#### [EXERCISE DETAILS]
Return the number of lines below that contain "June"; nothing else belongs in the reply.

#### [Element data from apps and pages]
::::
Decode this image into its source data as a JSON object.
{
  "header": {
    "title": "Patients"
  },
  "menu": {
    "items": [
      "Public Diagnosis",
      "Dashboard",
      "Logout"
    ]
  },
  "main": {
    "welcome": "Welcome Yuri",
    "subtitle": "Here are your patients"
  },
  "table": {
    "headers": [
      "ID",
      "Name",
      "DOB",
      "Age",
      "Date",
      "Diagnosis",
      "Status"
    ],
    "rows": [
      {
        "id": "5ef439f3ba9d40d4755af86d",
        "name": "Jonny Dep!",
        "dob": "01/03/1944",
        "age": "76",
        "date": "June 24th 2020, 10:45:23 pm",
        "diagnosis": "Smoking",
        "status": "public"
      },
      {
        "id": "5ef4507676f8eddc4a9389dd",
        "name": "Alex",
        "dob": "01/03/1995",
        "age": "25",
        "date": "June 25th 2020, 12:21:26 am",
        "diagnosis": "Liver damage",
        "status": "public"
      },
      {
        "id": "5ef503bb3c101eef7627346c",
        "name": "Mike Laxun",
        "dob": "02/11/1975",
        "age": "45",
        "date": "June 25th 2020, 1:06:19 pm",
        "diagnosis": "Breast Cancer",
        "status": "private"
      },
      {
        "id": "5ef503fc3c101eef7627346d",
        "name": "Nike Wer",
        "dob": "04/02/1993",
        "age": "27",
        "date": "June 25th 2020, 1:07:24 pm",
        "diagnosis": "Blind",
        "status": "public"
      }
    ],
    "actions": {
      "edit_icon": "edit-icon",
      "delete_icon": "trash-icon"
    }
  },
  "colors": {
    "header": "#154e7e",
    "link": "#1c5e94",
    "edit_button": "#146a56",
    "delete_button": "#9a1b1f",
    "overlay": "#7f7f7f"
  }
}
::::
#### [WRITTEN ANSWER]
4